EXERCISE:
Write the records out again exactly, leaving no images in.

-- START OF STORED RECORDS --

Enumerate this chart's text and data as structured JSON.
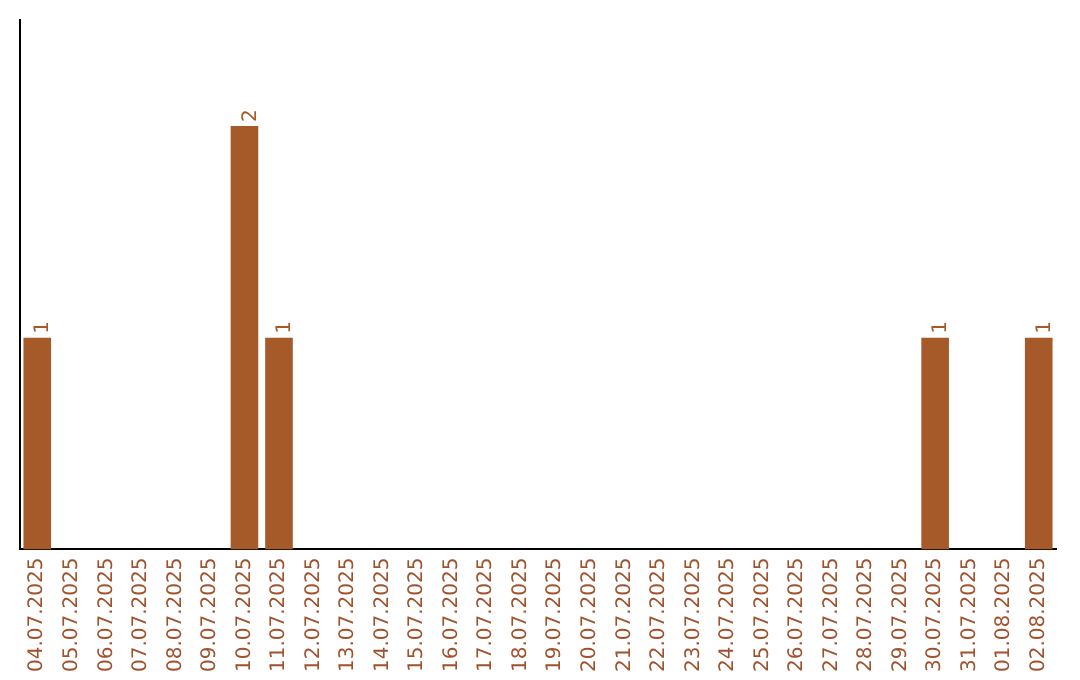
{
  "chart_data": {
    "type": "bar",
    "categories": [
      "04.07.2025",
      "05.07.2025",
      "06.07.2025",
      "07.07.2025",
      "08.07.2025",
      "09.07.2025",
      "10.07.2025",
      "11.07.2025",
      "12.07.2025",
      "13.07.2025",
      "14.07.2025",
      "15.07.2025",
      "16.07.2025",
      "17.07.2025",
      "18.07.2025",
      "19.07.2025",
      "20.07.2025",
      "21.07.2025",
      "22.07.2025",
      "23.07.2025",
      "24.07.2025",
      "25.07.2025",
      "26.07.2025",
      "27.07.2025",
      "28.07.2025",
      "29.07.2025",
      "30.07.2025",
      "31.07.2025",
      "01.08.2025",
      "02.08.2025"
    ],
    "values": [
      1,
      0,
      0,
      0,
      0,
      0,
      2,
      1,
      0,
      0,
      0,
      0,
      0,
      0,
      0,
      0,
      0,
      0,
      0,
      0,
      0,
      0,
      0,
      0,
      0,
      0,
      1,
      0,
      0,
      1
    ],
    "value_labels": [
      "1",
      null,
      null,
      null,
      null,
      null,
      "2",
      "1",
      null,
      null,
      null,
      null,
      null,
      null,
      null,
      null,
      null,
      null,
      null,
      null,
      null,
      null,
      null,
      null,
      null,
      null,
      "1",
      null,
      null,
      "1"
    ],
    "color": "#a65a2a",
    "grid": false,
    "legend": false,
    "tick_labels": "x"
  }
}
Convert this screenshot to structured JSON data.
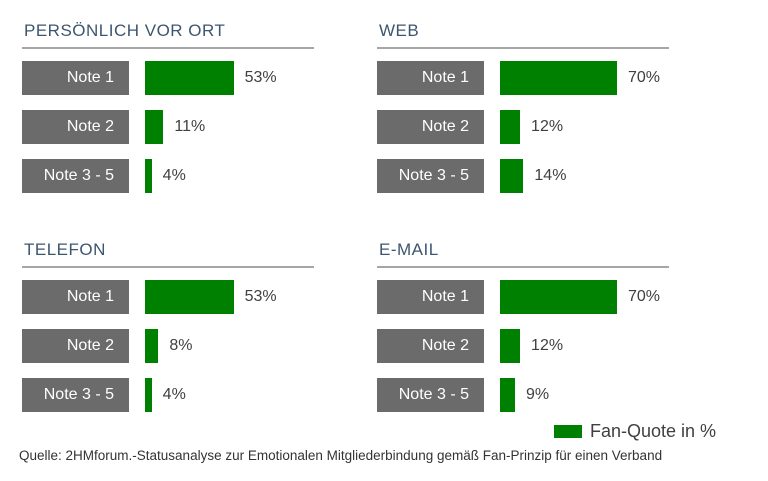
{
  "chart_data": [
    {
      "type": "bar",
      "title": "PERSÖNLICH VOR ORT",
      "categories": [
        "Note 1",
        "Note 2",
        "Note 3 - 5"
      ],
      "values": [
        53,
        11,
        4
      ],
      "value_labels": [
        "53%",
        "11%",
        "4%"
      ],
      "unit": "%",
      "orientation": "horizontal",
      "color": "#008000"
    },
    {
      "type": "bar",
      "title": "WEB",
      "categories": [
        "Note 1",
        "Note 2",
        "Note 3 - 5"
      ],
      "values": [
        70,
        12,
        14
      ],
      "value_labels": [
        "70%",
        "12%",
        "14%"
      ],
      "unit": "%",
      "orientation": "horizontal",
      "color": "#008000"
    },
    {
      "type": "bar",
      "title": "TELEFON",
      "categories": [
        "Note 1",
        "Note 2",
        "Note 3 - 5"
      ],
      "values": [
        53,
        8,
        4
      ],
      "value_labels": [
        "53%",
        "8%",
        "4%"
      ],
      "unit": "%",
      "orientation": "horizontal",
      "color": "#008000"
    },
    {
      "type": "bar",
      "title": "E-MAIL",
      "categories": [
        "Note 1",
        "Note 2",
        "Note 3 - 5"
      ],
      "values": [
        70,
        12,
        9
      ],
      "value_labels": [
        "70%",
        "12%",
        "9%"
      ],
      "unit": "%",
      "orientation": "horizontal",
      "color": "#008000"
    }
  ],
  "legend": {
    "label": "Fan-Quote in %",
    "color": "#008000"
  },
  "source": "Quelle: 2HMforum.-Statusanalyse zur Emotionalen Mitgliederbindung gemäß Fan-Prinzip für einen Verband"
}
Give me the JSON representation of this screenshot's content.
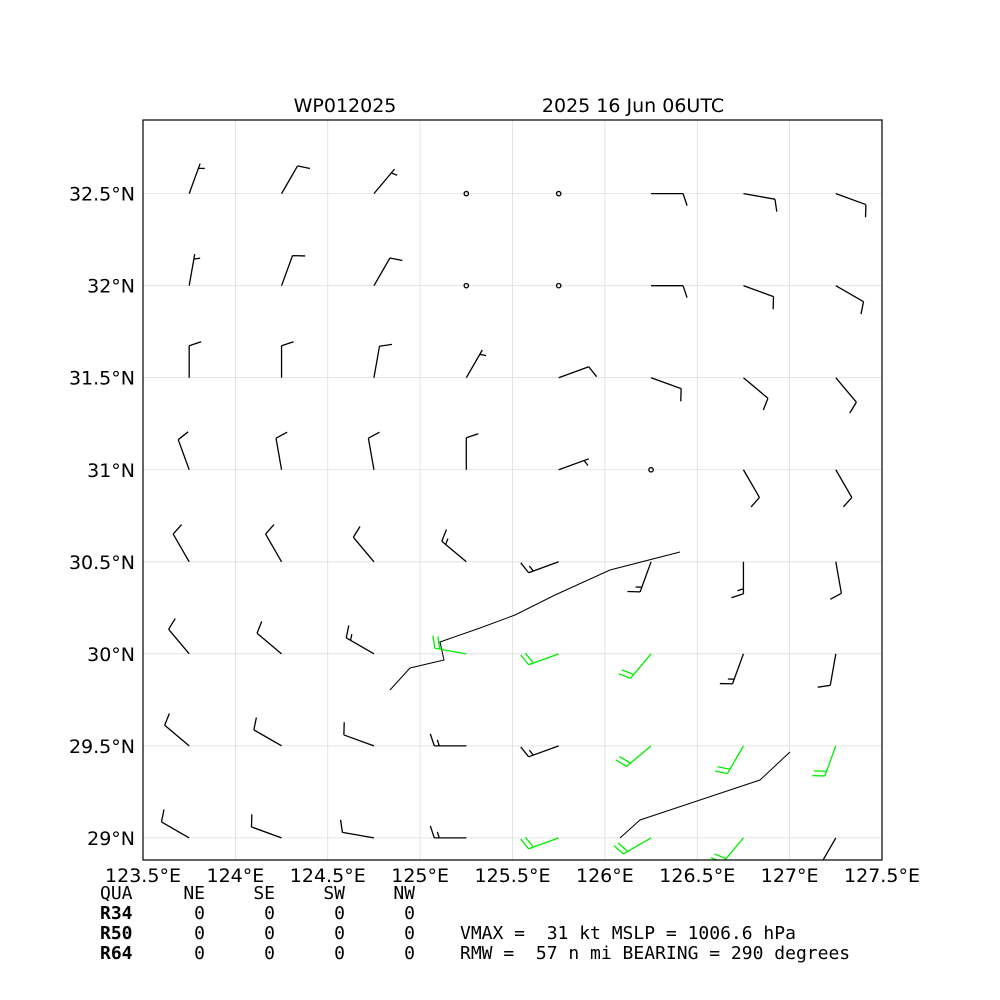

-- END OF STORED RECORDS --

WRITTEN SOLUTION:
Enumerate this chart's text and data as structured JSON.
{
  "chart_data": {
    "type": "bar",
    "categories": [
      "04.07.2025",
      "05.07.2025",
      "06.07.2025",
      "07.07.2025",
      "08.07.2025",
      "09.07.2025",
      "10.07.2025",
      "11.07.2025",
      "12.07.2025",
      "13.07.2025",
      "14.07.2025",
      "15.07.2025",
      "16.07.2025",
      "17.07.2025",
      "18.07.2025",
      "19.07.2025",
      "20.07.2025",
      "21.07.2025",
      "22.07.2025",
      "23.07.2025",
      "24.07.2025",
      "25.07.2025",
      "26.07.2025",
      "27.07.2025",
      "28.07.2025",
      "29.07.2025",
      "30.07.2025",
      "31.07.2025",
      "01.08.2025",
      "02.08.2025"
    ],
    "values": [
      1,
      0,
      0,
      0,
      0,
      0,
      2,
      1,
      0,
      0,
      0,
      0,
      0,
      0,
      0,
      0,
      0,
      0,
      0,
      0,
      0,
      0,
      0,
      0,
      0,
      0,
      1,
      0,
      0,
      1
    ],
    "value_labels": [
      "1",
      null,
      null,
      null,
      null,
      null,
      "2",
      "1",
      null,
      null,
      null,
      null,
      null,
      null,
      null,
      null,
      null,
      null,
      null,
      null,
      null,
      null,
      null,
      null,
      null,
      null,
      "1",
      null,
      null,
      "1"
    ],
    "color": "#a65a2a",
    "grid": false,
    "legend": false,
    "tick_labels": "x"
  }
}
Convert this screenshot to structured JSON data.
{
  "chart_data": [
    {
      "type": "bar",
      "title": "PERSÖNLICH VOR ORT",
      "categories": [
        "Note 1",
        "Note 2",
        "Note 3 - 5"
      ],
      "values": [
        53,
        11,
        4
      ],
      "value_labels": [
        "53%",
        "11%",
        "4%"
      ],
      "unit": "%",
      "orientation": "horizontal",
      "color": "#008000"
    },
    {
      "type": "bar",
      "title": "WEB",
      "categories": [
        "Note 1",
        "Note 2",
        "Note 3 - 5"
      ],
      "values": [
        70,
        12,
        14
      ],
      "value_labels": [
        "70%",
        "12%",
        "14%"
      ],
      "unit": "%",
      "orientation": "horizontal",
      "color": "#008000"
    },
    {
      "type": "bar",
      "title": "TELEFON",
      "categories": [
        "Note 1",
        "Note 2",
        "Note 3 - 5"
      ],
      "values": [
        53,
        8,
        4
      ],
      "value_labels": [
        "53%",
        "8%",
        "4%"
      ],
      "unit": "%",
      "orientation": "horizontal",
      "color": "#008000"
    },
    {
      "type": "bar",
      "title": "E-MAIL",
      "categories": [
        "Note 1",
        "Note 2",
        "Note 3 - 5"
      ],
      "values": [
        70,
        12,
        9
      ],
      "value_labels": [
        "70%",
        "12%",
        "9%"
      ],
      "unit": "%",
      "orientation": "horizontal",
      "color": "#008000"
    }
  ],
  "legend": {
    "label": "Fan-Quote in %",
    "color": "#008000"
  },
  "source": "Quelle: 2HMforum.-Statusanalyse zur Emotionalen Mitgliederbindung gemäß Fan-Prinzip für einen Verband"
}
Give me the JSON representation of this screenshot's content.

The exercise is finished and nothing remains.